Figure data in JSON
========

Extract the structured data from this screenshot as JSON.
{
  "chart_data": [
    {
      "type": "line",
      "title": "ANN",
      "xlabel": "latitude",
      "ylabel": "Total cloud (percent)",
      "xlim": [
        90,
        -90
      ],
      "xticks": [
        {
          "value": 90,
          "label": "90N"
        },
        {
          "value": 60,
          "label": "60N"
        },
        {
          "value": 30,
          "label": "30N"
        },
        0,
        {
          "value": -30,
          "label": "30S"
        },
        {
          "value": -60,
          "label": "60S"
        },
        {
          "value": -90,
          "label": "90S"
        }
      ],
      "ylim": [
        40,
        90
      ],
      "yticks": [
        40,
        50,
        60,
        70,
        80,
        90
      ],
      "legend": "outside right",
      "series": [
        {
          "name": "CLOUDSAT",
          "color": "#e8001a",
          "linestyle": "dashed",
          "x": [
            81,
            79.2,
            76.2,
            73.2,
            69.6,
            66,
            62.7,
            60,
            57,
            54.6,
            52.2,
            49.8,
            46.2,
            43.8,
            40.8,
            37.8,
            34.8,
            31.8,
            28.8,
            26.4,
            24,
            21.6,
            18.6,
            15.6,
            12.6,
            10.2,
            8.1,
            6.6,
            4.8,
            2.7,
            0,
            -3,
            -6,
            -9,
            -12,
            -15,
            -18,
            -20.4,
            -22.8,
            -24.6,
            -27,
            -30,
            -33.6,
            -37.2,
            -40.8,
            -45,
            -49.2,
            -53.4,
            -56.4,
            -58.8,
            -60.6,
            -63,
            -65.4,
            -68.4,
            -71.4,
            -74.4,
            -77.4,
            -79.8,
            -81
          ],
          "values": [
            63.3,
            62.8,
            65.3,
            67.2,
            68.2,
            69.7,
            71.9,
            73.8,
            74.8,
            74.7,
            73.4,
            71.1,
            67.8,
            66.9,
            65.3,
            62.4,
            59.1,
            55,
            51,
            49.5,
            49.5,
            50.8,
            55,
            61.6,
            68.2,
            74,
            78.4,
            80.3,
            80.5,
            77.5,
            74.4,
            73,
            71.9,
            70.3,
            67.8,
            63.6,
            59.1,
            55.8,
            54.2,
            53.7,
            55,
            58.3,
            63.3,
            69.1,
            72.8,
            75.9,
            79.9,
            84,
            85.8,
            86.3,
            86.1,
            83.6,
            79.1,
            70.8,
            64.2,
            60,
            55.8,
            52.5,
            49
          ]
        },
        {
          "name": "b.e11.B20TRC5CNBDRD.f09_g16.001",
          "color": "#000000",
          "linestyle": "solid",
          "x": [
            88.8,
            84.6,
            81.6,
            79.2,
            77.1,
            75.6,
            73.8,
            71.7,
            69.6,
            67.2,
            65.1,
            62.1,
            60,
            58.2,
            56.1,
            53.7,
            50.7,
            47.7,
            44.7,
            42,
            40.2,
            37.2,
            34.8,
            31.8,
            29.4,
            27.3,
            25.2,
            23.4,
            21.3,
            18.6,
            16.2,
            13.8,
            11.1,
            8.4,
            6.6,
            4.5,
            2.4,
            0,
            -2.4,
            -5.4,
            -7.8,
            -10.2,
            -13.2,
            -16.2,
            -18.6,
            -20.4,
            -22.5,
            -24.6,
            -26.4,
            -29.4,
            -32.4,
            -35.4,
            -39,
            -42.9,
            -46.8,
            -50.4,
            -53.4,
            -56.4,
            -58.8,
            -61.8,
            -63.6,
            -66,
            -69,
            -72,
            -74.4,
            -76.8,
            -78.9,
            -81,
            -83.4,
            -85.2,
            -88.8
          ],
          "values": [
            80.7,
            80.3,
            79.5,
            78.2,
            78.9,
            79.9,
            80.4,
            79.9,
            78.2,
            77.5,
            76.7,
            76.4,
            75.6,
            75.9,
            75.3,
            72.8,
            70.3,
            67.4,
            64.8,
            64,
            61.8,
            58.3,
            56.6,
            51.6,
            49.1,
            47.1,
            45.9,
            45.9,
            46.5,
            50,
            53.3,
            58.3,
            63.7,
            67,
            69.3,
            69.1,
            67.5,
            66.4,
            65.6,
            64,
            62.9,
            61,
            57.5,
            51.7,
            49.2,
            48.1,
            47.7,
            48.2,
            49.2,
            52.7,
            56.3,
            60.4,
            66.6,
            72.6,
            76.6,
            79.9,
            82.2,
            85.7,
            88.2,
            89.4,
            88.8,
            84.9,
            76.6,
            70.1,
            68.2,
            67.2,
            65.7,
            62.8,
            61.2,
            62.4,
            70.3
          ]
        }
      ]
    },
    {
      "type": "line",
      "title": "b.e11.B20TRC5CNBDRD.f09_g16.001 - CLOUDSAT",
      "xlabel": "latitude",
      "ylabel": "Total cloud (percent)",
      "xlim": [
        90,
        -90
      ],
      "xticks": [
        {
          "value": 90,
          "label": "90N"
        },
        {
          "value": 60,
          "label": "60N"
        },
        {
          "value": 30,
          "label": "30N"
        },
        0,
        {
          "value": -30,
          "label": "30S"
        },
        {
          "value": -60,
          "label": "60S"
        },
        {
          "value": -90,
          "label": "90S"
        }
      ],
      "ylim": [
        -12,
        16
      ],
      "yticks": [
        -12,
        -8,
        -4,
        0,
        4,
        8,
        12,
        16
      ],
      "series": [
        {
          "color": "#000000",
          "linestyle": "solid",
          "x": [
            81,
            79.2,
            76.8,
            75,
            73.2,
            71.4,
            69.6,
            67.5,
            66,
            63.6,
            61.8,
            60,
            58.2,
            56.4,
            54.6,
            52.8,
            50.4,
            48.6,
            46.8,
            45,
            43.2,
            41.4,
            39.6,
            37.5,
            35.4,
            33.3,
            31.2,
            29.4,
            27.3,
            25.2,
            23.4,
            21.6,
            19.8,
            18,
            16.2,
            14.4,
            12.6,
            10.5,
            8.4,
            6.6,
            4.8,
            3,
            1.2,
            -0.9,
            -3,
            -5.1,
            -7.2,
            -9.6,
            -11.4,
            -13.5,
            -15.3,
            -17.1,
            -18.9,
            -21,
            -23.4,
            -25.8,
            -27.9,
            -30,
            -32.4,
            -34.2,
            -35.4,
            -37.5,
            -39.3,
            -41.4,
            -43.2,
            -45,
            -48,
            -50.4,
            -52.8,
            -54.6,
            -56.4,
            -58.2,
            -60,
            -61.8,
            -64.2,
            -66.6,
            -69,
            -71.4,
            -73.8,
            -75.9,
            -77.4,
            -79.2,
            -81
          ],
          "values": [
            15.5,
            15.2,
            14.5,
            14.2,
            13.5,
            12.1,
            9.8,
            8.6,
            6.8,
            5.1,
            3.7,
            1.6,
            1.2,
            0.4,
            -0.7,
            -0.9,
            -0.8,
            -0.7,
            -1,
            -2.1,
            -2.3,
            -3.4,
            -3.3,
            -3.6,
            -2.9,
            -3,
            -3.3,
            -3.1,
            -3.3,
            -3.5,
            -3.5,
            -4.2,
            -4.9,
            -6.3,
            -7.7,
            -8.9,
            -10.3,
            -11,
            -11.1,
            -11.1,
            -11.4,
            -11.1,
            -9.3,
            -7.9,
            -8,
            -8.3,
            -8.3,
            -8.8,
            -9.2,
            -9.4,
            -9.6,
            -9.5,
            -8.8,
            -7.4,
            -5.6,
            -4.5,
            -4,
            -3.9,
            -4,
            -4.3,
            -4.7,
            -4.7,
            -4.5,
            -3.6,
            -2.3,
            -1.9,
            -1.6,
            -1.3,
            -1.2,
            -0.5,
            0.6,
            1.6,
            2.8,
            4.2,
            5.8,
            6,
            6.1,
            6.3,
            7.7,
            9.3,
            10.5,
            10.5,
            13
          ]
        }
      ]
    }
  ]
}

========

→ **WORK TO BE COMPLETED**
Return each line in the records that holds the string "name".

→ **TASK ANSWER**
          "name": "CLOUDSAT",
          "name": "b.e11.B20TRC5CNBDRD.f09_g16.001",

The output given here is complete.